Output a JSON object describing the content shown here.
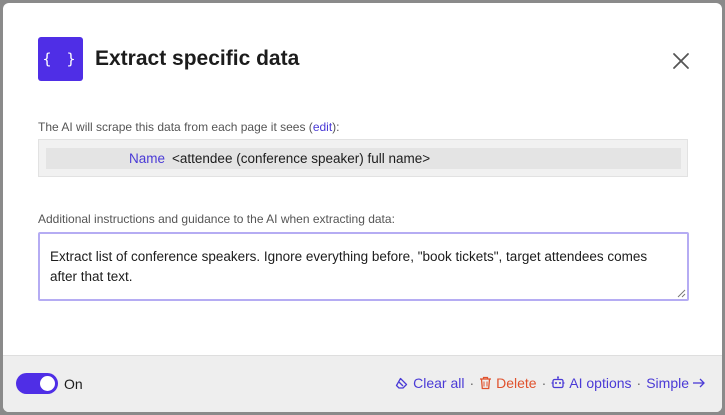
{
  "header": {
    "icon_text": "{ }",
    "title": "Extract specific data"
  },
  "scrape": {
    "label_prefix": "The AI will scrape this data from each page it sees (",
    "edit_link": "edit",
    "label_suffix": "):",
    "fields": [
      {
        "name": "Name",
        "description": "<attendee (conference speaker) full name>"
      }
    ]
  },
  "instructions": {
    "label": "Additional instructions and guidance to the AI when extracting data:",
    "value": "Extract list of conference speakers. Ignore everything before, \"book tickets\", target attendees comes after that text."
  },
  "footer": {
    "toggle_state": "on",
    "toggle_label": "On",
    "separator": "·",
    "actions": {
      "clear_all": "Clear all",
      "delete": "Delete",
      "ai_options": "AI options",
      "simple": "Simple"
    }
  },
  "colors": {
    "accent": "#4f2ee6",
    "link": "#4a3ad6",
    "danger": "#e0522d",
    "focus_border": "#b5acf3"
  },
  "icons": [
    "braces-icon",
    "close-icon",
    "eraser-icon",
    "trash-icon",
    "robot-icon",
    "arrow-right-icon"
  ]
}
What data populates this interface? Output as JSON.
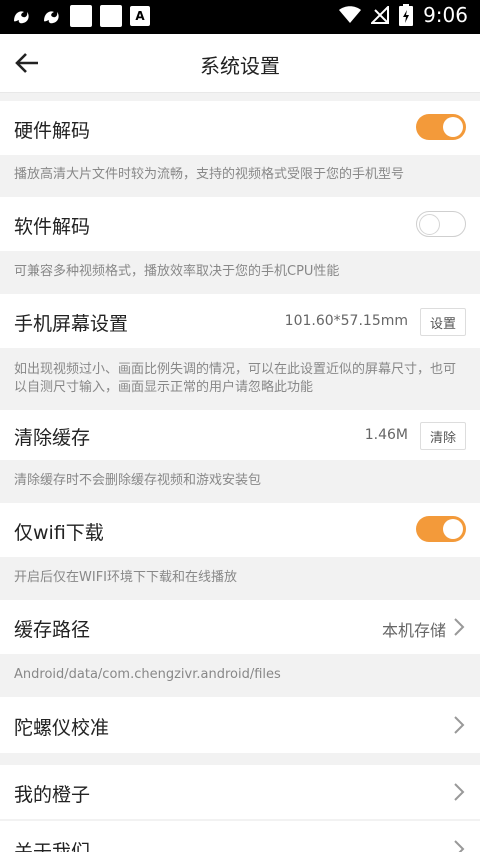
{
  "status_bar": {
    "time": "9:06",
    "a_badge": "A"
  },
  "header": {
    "title": "系统设置"
  },
  "settings": {
    "hardware_decode": {
      "label": "硬件解码",
      "enabled": true,
      "hint": "播放高清大片文件时较为流畅，支持的视频格式受限于您的手机型号"
    },
    "software_decode": {
      "label": "软件解码",
      "enabled": false,
      "hint": "可兼容多种视频格式，播放效率取决于您的手机CPU性能"
    },
    "screen": {
      "label": "手机屏幕设置",
      "value": "101.60*57.15mm",
      "button": "设置",
      "hint": "如出现视频过小、画面比例失调的情况，可以在此设置近似的屏幕尺寸，也可以自测尺寸输入，画面显示正常的用户请忽略此功能"
    },
    "cache": {
      "label": "清除缓存",
      "value": "1.46M",
      "button": "清除",
      "hint": "清除缓存时不会删除缓存视频和游戏安装包"
    },
    "wifi_only": {
      "label": "仅wifi下载",
      "enabled": true,
      "hint": "开启后仅在WIFI环境下下载和在线播放"
    },
    "cache_path": {
      "label": "缓存路径",
      "value": "本机存储",
      "hint": "Android/data/com.chengzivr.android/files"
    },
    "gyro": {
      "label": "陀螺仪校准"
    },
    "my_orange": {
      "label": "我的橙子"
    },
    "about": {
      "label": "关于我们"
    }
  },
  "colors": {
    "accent": "#f39a3a",
    "background": "#f2f2f2"
  }
}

_ _ _ _ _

- Exercise task:
Transcribe the records above verbatim. Do not carry over any picture.

- Worked answer:
Output a JSON object describing the content shown here.
{
  "header": {
    "icon_text": "{ }",
    "title": "Extract specific data"
  },
  "scrape": {
    "label_prefix": "The AI will scrape this data from each page it sees (",
    "edit_link": "edit",
    "label_suffix": "):",
    "fields": [
      {
        "name": "Name",
        "description": "<attendee (conference speaker) full name>"
      }
    ]
  },
  "instructions": {
    "label": "Additional instructions and guidance to the AI when extracting data:",
    "value": "Extract list of conference speakers. Ignore everything before, \"book tickets\", target attendees comes after that text."
  },
  "footer": {
    "toggle_state": "on",
    "toggle_label": "On",
    "separator": "·",
    "actions": {
      "clear_all": "Clear all",
      "delete": "Delete",
      "ai_options": "AI options",
      "simple": "Simple"
    }
  },
  "colors": {
    "accent": "#4f2ee6",
    "link": "#4a3ad6",
    "danger": "#e0522d",
    "focus_border": "#b5acf3"
  },
  "icons": [
    "braces-icon",
    "close-icon",
    "eraser-icon",
    "trash-icon",
    "robot-icon",
    "arrow-right-icon"
  ]
}
What data populates this interface? Output as JSON.
{
  "status_bar": {
    "time": "9:06",
    "a_badge": "A"
  },
  "header": {
    "title": "系统设置"
  },
  "settings": {
    "hardware_decode": {
      "label": "硬件解码",
      "enabled": true,
      "hint": "播放高清大片文件时较为流畅，支持的视频格式受限于您的手机型号"
    },
    "software_decode": {
      "label": "软件解码",
      "enabled": false,
      "hint": "可兼容多种视频格式，播放效率取决于您的手机CPU性能"
    },
    "screen": {
      "label": "手机屏幕设置",
      "value": "101.60*57.15mm",
      "button": "设置",
      "hint": "如出现视频过小、画面比例失调的情况，可以在此设置近似的屏幕尺寸，也可以自测尺寸输入，画面显示正常的用户请忽略此功能"
    },
    "cache": {
      "label": "清除缓存",
      "value": "1.46M",
      "button": "清除",
      "hint": "清除缓存时不会删除缓存视频和游戏安装包"
    },
    "wifi_only": {
      "label": "仅wifi下载",
      "enabled": true,
      "hint": "开启后仅在WIFI环境下下载和在线播放"
    },
    "cache_path": {
      "label": "缓存路径",
      "value": "本机存储",
      "hint": "Android/data/com.chengzivr.android/files"
    },
    "gyro": {
      "label": "陀螺仪校准"
    },
    "my_orange": {
      "label": "我的橙子"
    },
    "about": {
      "label": "关于我们"
    }
  },
  "colors": {
    "accent": "#f39a3a",
    "background": "#f2f2f2"
  }
}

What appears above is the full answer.